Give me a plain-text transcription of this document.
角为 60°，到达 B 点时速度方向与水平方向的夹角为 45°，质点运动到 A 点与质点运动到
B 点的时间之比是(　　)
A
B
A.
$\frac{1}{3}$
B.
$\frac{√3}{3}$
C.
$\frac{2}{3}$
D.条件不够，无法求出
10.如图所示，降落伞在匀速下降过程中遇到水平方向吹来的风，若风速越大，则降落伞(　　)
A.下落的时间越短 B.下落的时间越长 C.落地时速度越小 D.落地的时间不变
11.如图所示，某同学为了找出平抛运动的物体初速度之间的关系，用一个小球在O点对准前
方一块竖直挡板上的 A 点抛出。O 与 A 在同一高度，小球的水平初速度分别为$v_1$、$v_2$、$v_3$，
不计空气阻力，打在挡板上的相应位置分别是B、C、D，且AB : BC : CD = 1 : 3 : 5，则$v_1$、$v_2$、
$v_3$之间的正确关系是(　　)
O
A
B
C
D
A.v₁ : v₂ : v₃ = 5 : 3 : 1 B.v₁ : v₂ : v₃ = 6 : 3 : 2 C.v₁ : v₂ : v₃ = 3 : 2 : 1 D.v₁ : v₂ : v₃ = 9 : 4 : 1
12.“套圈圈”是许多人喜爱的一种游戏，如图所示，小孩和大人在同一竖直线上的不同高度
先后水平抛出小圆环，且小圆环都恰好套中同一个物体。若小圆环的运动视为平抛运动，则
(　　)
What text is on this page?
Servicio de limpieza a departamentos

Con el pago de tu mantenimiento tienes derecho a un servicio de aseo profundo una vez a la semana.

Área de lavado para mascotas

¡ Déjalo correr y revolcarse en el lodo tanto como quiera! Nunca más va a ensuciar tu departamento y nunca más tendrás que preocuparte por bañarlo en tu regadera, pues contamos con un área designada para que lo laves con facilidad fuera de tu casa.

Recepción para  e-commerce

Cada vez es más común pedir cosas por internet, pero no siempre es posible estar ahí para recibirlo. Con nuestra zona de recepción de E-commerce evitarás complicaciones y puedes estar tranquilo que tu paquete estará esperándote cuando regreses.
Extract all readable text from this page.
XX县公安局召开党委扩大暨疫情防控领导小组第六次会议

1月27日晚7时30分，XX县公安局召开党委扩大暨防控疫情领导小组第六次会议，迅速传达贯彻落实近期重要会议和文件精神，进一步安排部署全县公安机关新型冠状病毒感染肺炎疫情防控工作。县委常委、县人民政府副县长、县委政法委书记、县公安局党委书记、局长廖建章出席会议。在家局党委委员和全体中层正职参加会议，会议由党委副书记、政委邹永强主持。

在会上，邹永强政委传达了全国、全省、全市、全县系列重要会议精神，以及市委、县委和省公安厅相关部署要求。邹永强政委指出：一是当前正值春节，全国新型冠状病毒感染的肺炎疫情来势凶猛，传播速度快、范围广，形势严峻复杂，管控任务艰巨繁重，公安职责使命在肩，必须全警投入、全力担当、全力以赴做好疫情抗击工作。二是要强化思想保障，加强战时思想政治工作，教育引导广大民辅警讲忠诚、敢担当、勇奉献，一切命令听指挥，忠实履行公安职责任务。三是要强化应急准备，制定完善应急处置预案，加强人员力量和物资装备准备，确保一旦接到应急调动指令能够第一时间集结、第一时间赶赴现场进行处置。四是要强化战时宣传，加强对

DIRECTIONS FOR THIS TASK.
The lines above should be duplicated exactly.

CORRECT OUTPUT.
Give me a plain-text transcription of this document.
角为 60°，到达 B 点时速度方向与水平方向的夹角为 45°，质点运动到 A 点与质点运动到
B 点的时间之比是(　　)
A
B
A.
$\frac{1}{3}$
B.
$\frac{√3}{3}$
C.
$\frac{2}{3}$
D.条件不够，无法求出
10.如图所示，降落伞在匀速下降过程中遇到水平方向吹来的风，若风速越大，则降落伞(　　)
A.下落的时间越短 B.下落的时间越长 C.落地时速度越小 D.落地的时间不变
11.如图所示，某同学为了找出平抛运动的物体初速度之间的关系，用一个小球在O点对准前
方一块竖直挡板上的 A 点抛出。O 与 A 在同一高度，小球的水平初速度分别为$v_1$、$v_2$、$v_3$，
不计空气阻力，打在挡板上的相应位置分别是B、C、D，且AB : BC : CD = 1 : 3 : 5，则$v_1$、$v_2$、
$v_3$之间的正确关系是(　　)
O
A
B
C
D
A.v₁ : v₂ : v₃ = 5 : 3 : 1 B.v₁ : v₂ : v₃ = 6 : 3 : 2 C.v₁ : v₂ : v₃ = 3 : 2 : 1 D.v₁ : v₂ : v₃ = 9 : 4 : 1
12.“套圈圈”是许多人喜爱的一种游戏，如图所示，小孩和大人在同一竖直线上的不同高度
先后水平抛出小圆环，且小圆环都恰好套中同一个物体。若小圆环的运动视为平抛运动，则
(　　)
What text is on this page?
Servicio de limpieza a departamentos

Con el pago de tu mantenimiento tienes derecho a un servicio de aseo profundo una vez a la semana.

Área de lavado para mascotas

¡ Déjalo correr y revolcarse en el lodo tanto como quiera! Nunca más va a ensuciar tu departamento y nunca más tendrás que preocuparte por bañarlo en tu regadera, pues contamos con un área designada para que lo laves con facilidad fuera de tu casa.

Recepción para  e-commerce

Cada vez es más común pedir cosas por internet, pero no siempre es posible estar ahí para recibirlo. Con nuestra zona de recepción de E-commerce evitarás complicaciones y puedes estar tranquilo que tu paquete estará esperándote cuando regreses.
Extract all readable text from this page.
XX县公安局召开党委扩大暨疫情防控领导小组第六次会议

1月27日晚7时30分，XX县公安局召开党委扩大暨防控疫情领导小组第六次会议，迅速传达贯彻落实近期重要会议和文件精神，进一步安排部署全县公安机关新型冠状病毒感染肺炎疫情防控工作。县委常委、县人民政府副县长、县委政法委书记、县公安局党委书记、局长廖建章出席会议。在家局党委委员和全体中层正职参加会议，会议由党委副书记、政委邹永强主持。

在会上，邹永强政委传达了全国、全省、全市、全县系列重要会议精神，以及市委、县委和省公安厅相关部署要求。邹永强政委指出：一是当前正值春节，全国新型冠状病毒感染的肺炎疫情来势凶猛，传播速度快、范围广，形势严峻复杂，管控任务艰巨繁重，公安职责使命在肩，必须全警投入、全力担当、全力以赴做好疫情抗击工作。二是要强化思想保障，加强战时思想政治工作，教育引导广大民辅警讲忠诚、敢担当、勇奉献，一切命令听指挥，忠实履行公安职责任务。三是要强化应急准备，制定完善应急处置预案，加强人员力量和物资装备准备，确保一旦接到应急调动指令能够第一时间集结、第一时间赶赴现场进行处置。四是要强化战时宣传，加强对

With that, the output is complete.